LISTA DE TAREFAS:
[A] Reproduza o trecho sobre a Igreja do Oriente começando nas palavras "Após atingir o" e terminando após "a Santa Sé.", trocando "Timur" por "Tamerlão".
[B] Segundo o trecho sobre a Igreja do Oriente, quantas Sés Metropolitanas a Igreja tinha no território do Califado no século X?

A Igreja se expandiu rapidamente sob os sassânidas e, após a conquista islâmica da Pérsia, completada em 644 foi designada uma comunidade dhimmi protegida sob o domínio muçulmano sob o Califado Ortodoxo. A partir da século VI, se expandiu ainda mais, e foram estabelecidas comunidades na subcontinente indiano entre os cristãos de São Tomé, na Ásia Central onde tiveram algum sucesso evangélico entre as tribos mongóis, e na China, que foi sede de uma próspera Igreja do Oriente na China sob a Dinastia Tangue, do século VII ao IX. Durante os séculos XIII e XIV a Igreja passou por um período final de expansão, durante o Império Mongol, no qual influentes cristãos do oriente frequentaram a corte mongol. Uma fonte chinesa, conhecida como Estela Nestoriana, relata uma missão sob um pregador persa chamado Alopém como tendo sido a origem do cristianismo do oriente na China em 635 Eles fizeram alguns avanços sobre o Egito, apesar da forte presença monofisista lá.[16] A Igreja e suas comunidades no exterior floresceram neste período. No século X ela já tinha quinze Sés Metropolitanas no território do Califado e outras cinco em outros lugares, inclusive a Índia e a China.[15]

Declínio e Diáspora[editar | editar código-fonte]

Ruínas do Mosteiro de Santo Elias (Iraque), antes de ser demolido pelo Estado Islâmico em 2014.

Após atingir o seu ápice de extensão geográfica, a Igreja passou por um período acelerado de declínio, a partir do século XIV, em parte devido a influências externas. O Império Mongol se fragmentou em guerras civis, a Dinastia Mingue chinesa assumiu o poder, expulsando os cristãos e outras influências estrangeiras do país (como o maniqueísmo), e diversos mongóis na Ásia Central se converteram ao islã. O líder mongol muçulmano Timur (1336–1405) praticamente erradicou os cristãos restantes na Pérsia; a partir de então, o cristianismo oriental ficou confinado à Mesopotâmia Superior e à Costa do Malabar, na Índia. No século XVI, a Igreja do Oriente sofreu um cisma, do qual surgiram duas igrejas distintas; a atual Igreja Assíria do Oriente, e a Igreja Católica Caldeia, uma igreja católica oriental em comunhão com a Santa Sé.

LINHAS:
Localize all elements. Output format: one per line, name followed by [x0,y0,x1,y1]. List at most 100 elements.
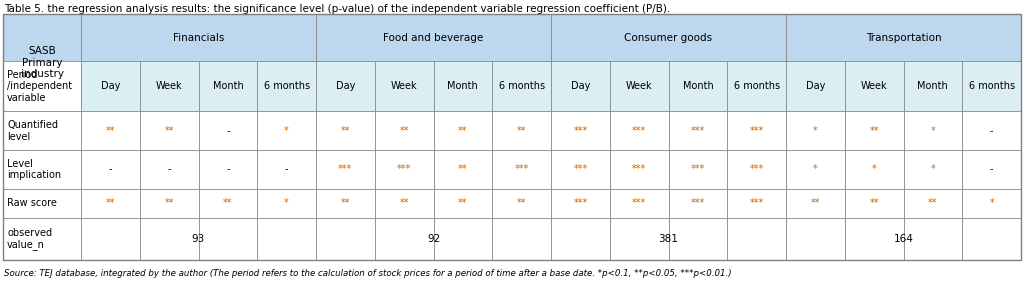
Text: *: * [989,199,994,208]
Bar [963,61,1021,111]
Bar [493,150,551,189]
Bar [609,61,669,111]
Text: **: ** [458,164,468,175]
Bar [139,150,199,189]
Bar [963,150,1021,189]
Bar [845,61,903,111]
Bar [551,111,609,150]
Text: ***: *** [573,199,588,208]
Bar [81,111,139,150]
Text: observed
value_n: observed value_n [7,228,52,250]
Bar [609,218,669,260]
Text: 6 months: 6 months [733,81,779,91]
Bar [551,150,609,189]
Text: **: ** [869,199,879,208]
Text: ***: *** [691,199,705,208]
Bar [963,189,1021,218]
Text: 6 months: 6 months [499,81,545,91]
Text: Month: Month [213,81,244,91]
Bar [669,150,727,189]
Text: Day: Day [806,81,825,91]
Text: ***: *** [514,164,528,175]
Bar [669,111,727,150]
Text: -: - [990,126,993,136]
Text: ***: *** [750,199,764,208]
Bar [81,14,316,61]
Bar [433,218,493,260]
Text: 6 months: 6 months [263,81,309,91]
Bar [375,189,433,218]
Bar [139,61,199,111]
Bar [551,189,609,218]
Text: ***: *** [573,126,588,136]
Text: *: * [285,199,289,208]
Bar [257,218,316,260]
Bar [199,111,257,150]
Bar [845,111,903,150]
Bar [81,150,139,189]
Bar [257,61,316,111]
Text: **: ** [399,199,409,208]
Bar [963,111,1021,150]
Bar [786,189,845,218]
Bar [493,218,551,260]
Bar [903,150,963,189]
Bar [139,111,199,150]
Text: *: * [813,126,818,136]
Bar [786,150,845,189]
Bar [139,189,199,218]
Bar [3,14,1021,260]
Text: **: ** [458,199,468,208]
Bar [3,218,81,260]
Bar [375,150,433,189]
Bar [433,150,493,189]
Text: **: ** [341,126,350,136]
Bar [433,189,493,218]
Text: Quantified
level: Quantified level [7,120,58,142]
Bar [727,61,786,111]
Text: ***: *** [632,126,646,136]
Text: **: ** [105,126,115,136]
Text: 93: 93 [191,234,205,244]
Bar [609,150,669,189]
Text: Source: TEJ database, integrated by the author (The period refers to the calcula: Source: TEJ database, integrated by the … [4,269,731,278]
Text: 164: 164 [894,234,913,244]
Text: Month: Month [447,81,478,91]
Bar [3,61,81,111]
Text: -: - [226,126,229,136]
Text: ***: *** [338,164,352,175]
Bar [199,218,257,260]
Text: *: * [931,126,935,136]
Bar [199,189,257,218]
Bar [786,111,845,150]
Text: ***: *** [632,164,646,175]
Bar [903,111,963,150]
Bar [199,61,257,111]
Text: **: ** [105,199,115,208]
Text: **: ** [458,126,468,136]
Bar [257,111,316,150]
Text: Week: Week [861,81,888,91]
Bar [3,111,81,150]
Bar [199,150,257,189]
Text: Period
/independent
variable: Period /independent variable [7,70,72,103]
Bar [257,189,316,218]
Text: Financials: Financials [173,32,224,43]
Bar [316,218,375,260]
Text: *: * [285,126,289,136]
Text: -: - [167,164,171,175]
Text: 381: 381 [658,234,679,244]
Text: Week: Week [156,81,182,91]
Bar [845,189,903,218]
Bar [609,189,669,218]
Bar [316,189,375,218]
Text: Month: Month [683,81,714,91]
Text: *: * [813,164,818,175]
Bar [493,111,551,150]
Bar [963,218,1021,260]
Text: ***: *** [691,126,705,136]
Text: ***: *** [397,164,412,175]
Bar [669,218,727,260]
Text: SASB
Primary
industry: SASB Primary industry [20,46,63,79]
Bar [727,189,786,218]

AS RESPOSTAS:
[A]
Após atingir o seu ápice de extensão geográfica, a Igreja passou por um período acelerado de declínio, a partir do século XIV, em parte devido a influências externas. O Império Mongol se fragmentou em guerras civis, a Dinastia Mingue chinesa assumiu o poder, expulsando os cristãos e outras influências estrangeiras do país (como o maniqueísmo), e diversos mongóis na Ásia Central se converteram ao islã. O líder mongol muçulmano Tamerlão (1336–1405) praticamente erradicou os cristãos restantes na Pérsia; a partir de então, o cristianismo oriental ficou confinado à Mesopotâmia Superior e à Costa do Malabar, na Índia. No século XVI, a Igreja do Oriente sofreu um cisma, do qual surgiram duas igrejas distintas; a atual Igreja Assíria do Oriente, e a Igreja Católica Caldeia, uma igreja católica oriental em comunhão com a Santa Sé.

[B] Quinze Sés Metropolitanas.